Problem> Each line that holds the word "name" is to be identified and copied.

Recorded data
** start **

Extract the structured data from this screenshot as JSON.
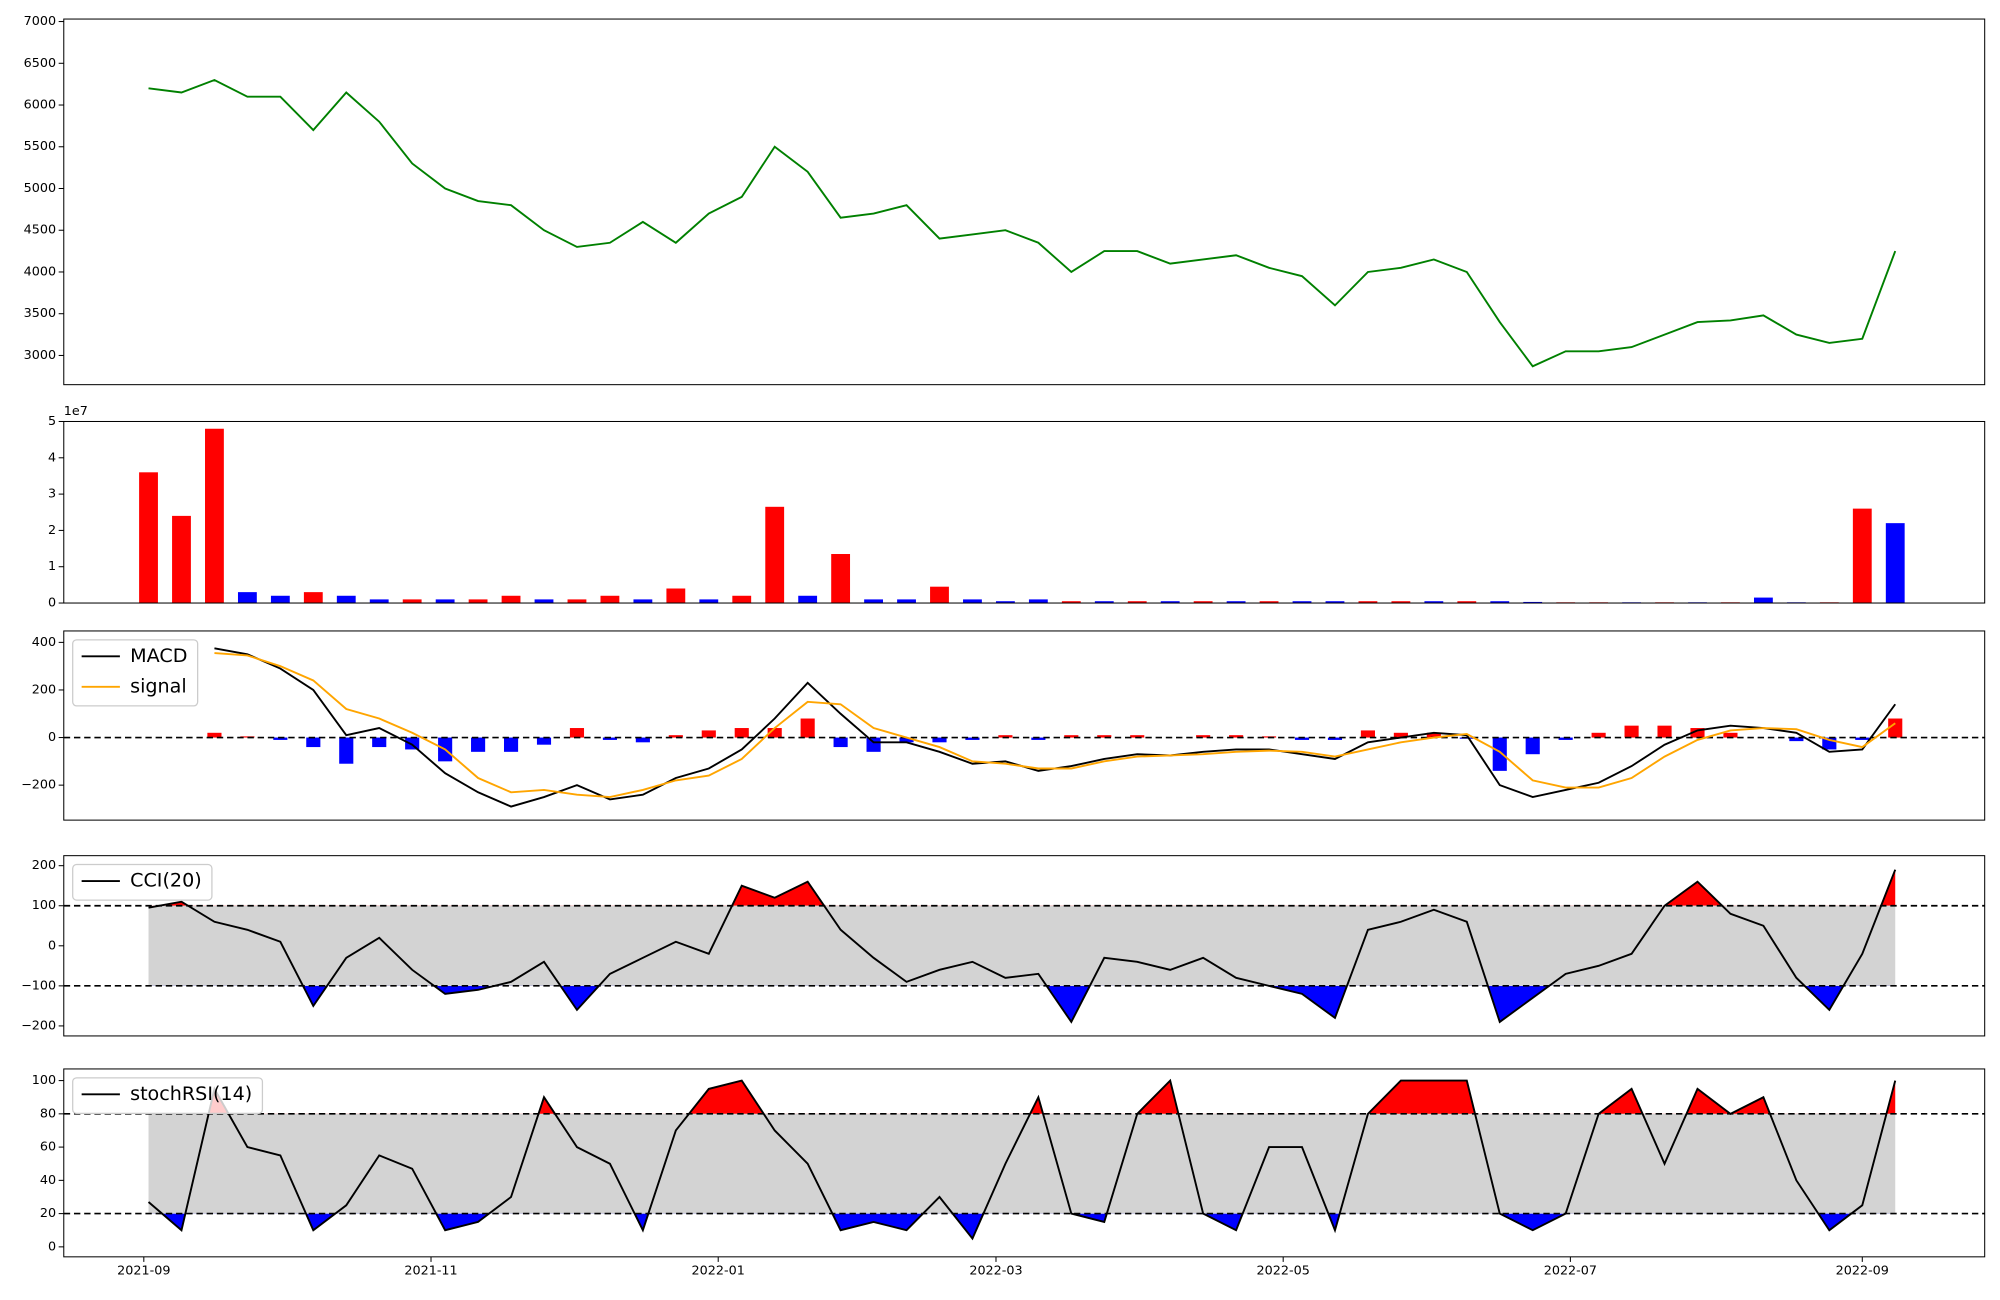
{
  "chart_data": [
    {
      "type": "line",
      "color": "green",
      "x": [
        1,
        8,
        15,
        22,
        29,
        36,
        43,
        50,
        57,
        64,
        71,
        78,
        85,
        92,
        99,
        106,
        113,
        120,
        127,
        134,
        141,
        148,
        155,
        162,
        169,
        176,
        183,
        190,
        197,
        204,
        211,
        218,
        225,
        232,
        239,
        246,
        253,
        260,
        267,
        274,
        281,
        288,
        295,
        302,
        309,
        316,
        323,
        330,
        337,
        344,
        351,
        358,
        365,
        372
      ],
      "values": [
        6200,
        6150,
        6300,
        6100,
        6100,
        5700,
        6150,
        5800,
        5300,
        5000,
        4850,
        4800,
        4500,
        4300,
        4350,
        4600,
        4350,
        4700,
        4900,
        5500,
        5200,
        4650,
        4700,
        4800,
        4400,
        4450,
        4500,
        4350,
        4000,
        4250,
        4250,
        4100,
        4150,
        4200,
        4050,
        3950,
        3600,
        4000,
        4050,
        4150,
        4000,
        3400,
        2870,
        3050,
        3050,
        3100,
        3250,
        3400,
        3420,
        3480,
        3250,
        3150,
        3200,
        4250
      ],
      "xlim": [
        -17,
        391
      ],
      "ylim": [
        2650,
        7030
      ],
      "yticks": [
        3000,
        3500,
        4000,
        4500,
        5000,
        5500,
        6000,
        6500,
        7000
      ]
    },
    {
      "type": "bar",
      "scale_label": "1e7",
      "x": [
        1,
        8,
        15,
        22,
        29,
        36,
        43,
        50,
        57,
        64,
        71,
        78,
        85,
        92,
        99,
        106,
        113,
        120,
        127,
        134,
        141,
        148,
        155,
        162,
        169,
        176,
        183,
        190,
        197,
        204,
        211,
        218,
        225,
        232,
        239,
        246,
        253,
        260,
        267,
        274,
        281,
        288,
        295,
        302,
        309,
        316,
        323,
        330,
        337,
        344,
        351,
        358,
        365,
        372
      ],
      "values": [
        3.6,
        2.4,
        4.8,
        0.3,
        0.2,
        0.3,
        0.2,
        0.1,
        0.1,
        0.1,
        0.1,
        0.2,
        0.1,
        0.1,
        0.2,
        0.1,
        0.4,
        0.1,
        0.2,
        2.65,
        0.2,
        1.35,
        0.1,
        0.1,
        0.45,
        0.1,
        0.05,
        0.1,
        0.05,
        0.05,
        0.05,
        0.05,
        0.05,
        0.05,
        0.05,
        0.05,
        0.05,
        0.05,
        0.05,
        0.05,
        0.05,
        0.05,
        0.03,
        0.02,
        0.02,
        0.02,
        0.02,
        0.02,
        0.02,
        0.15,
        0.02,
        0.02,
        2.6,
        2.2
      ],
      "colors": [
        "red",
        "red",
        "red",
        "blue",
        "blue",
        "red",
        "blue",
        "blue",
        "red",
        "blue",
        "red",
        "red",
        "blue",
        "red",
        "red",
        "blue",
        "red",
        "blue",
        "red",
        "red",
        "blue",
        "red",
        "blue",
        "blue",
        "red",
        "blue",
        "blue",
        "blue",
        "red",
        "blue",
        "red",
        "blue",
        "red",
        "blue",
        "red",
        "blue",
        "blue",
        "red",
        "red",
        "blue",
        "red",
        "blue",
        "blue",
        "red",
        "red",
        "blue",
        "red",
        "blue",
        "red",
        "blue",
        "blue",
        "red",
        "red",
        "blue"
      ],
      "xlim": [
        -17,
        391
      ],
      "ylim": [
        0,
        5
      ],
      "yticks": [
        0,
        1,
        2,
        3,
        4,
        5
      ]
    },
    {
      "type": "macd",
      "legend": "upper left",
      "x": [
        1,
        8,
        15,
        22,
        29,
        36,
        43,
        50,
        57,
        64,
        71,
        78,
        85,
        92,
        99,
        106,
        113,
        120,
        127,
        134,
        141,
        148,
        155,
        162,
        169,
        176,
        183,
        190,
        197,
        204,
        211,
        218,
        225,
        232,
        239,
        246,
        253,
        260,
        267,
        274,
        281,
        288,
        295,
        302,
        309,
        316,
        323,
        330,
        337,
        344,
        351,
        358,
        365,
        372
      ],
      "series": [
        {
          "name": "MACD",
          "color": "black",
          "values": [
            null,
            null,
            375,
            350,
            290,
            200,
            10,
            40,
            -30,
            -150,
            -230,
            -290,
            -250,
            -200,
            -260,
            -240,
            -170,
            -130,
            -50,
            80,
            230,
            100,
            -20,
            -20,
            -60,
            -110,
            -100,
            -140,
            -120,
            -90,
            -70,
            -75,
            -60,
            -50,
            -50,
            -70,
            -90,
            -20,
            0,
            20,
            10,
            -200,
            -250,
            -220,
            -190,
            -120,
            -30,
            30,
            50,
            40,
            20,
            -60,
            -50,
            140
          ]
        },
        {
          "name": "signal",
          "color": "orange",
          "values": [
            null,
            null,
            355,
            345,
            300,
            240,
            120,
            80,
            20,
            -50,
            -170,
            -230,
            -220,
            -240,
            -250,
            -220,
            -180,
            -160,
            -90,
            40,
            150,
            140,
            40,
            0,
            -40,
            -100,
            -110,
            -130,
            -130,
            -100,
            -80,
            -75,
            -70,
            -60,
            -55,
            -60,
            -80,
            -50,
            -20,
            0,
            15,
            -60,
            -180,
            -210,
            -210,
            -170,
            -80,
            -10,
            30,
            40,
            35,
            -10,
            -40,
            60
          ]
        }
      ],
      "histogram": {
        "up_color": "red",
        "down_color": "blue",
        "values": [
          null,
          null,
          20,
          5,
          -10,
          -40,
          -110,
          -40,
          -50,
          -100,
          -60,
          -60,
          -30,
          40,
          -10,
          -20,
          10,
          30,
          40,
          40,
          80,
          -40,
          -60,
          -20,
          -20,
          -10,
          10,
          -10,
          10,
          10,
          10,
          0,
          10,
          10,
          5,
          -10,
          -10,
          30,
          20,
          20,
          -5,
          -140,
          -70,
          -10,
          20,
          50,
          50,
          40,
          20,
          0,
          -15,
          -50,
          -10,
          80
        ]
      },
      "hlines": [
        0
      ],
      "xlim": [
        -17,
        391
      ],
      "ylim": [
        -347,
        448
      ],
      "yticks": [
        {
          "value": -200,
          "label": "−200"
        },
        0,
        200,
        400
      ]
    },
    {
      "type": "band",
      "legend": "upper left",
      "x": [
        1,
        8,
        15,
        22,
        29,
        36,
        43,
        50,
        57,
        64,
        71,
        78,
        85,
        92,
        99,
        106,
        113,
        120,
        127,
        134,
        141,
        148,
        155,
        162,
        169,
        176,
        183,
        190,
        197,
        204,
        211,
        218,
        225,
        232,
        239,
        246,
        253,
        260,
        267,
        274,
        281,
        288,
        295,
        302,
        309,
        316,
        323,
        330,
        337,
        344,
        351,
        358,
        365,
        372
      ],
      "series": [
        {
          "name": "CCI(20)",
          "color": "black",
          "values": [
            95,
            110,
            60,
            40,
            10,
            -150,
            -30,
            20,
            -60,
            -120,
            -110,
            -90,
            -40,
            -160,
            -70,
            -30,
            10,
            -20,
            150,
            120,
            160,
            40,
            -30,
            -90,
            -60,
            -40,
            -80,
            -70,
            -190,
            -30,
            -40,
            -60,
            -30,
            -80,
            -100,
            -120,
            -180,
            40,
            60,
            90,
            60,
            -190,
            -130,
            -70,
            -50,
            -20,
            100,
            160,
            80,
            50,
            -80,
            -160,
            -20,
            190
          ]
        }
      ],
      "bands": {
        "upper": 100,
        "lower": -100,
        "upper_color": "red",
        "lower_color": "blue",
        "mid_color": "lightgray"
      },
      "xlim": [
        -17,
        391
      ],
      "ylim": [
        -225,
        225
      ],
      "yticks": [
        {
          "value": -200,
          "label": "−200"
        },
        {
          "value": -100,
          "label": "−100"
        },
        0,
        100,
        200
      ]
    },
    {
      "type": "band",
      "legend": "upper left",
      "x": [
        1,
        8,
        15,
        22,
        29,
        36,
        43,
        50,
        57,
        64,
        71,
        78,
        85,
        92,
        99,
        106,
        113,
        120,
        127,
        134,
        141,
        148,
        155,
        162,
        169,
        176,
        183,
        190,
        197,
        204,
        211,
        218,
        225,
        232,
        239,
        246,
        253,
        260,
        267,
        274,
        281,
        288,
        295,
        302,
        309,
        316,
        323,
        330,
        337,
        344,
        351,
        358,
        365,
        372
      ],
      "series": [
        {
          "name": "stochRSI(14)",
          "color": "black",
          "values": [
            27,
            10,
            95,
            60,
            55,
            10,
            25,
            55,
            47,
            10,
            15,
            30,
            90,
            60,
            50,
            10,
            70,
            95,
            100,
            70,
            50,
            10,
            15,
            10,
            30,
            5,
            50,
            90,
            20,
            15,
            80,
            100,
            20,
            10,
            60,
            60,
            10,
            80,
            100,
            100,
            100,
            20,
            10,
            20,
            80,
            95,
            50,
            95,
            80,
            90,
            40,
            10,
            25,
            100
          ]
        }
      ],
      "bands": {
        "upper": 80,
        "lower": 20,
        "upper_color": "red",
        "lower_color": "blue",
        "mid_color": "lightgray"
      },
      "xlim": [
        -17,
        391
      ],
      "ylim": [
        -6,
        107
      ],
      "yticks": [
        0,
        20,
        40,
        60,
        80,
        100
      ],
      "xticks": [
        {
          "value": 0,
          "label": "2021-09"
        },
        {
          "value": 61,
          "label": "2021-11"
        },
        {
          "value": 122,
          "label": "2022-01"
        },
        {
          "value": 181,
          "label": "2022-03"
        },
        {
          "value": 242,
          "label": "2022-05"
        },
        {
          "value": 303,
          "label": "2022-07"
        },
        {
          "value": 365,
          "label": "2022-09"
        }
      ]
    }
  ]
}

** end **

Exercise output>
          "name": "MACD",
          "name": "signal",
          "name": "CCI(20)",
          "name": "stochRSI(14)",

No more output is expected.